— begin Data for the task —
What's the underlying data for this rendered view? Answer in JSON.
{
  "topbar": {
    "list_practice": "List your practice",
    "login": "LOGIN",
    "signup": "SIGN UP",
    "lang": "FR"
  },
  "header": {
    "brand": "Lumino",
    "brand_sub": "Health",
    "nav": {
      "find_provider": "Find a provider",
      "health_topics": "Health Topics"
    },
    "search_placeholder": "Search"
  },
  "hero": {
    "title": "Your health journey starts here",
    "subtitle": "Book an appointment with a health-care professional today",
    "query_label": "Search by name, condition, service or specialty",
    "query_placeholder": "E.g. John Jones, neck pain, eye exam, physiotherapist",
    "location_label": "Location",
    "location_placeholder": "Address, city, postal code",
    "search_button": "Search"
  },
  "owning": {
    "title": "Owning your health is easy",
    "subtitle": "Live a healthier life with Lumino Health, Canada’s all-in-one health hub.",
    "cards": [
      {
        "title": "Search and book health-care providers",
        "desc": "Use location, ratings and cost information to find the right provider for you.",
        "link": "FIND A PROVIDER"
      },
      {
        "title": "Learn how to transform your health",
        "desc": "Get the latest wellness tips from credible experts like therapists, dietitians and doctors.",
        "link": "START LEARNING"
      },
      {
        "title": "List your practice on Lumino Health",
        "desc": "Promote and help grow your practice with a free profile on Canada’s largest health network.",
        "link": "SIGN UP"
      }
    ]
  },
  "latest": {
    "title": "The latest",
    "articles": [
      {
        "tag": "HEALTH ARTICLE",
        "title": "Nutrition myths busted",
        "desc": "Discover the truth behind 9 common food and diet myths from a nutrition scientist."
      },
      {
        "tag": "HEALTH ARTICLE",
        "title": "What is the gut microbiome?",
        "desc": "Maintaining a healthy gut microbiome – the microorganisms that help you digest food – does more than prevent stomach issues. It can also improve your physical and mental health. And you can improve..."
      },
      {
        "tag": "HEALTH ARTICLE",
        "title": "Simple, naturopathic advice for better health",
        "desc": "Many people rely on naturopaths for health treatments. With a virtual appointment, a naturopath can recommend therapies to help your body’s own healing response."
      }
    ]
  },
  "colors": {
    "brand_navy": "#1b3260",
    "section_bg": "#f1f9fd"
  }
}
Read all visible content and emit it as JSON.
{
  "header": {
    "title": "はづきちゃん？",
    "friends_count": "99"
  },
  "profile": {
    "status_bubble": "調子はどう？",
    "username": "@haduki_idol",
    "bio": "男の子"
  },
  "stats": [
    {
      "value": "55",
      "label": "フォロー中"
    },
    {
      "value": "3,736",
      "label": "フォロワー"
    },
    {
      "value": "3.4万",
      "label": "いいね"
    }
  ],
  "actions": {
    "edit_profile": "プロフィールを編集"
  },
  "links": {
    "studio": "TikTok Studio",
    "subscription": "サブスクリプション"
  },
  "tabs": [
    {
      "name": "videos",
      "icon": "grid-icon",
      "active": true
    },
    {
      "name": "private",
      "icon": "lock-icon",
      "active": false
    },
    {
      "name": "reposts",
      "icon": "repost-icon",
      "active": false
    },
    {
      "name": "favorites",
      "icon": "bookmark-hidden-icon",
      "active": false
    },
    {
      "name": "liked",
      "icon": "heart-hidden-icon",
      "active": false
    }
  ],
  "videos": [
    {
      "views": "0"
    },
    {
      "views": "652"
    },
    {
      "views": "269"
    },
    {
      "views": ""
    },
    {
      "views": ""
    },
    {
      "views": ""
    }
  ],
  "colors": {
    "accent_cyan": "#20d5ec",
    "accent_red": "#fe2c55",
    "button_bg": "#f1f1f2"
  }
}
— end Data for the task —
__Problem to solve__: Gather up every line in the data above that contains the word "subtitle", copying each one.

__Final result__:
    "subtitle": "Book an appointment with a health-care professional today",
    "subtitle": "Live a healthier life with Lumino Health, Canada’s all-in-one health hub.",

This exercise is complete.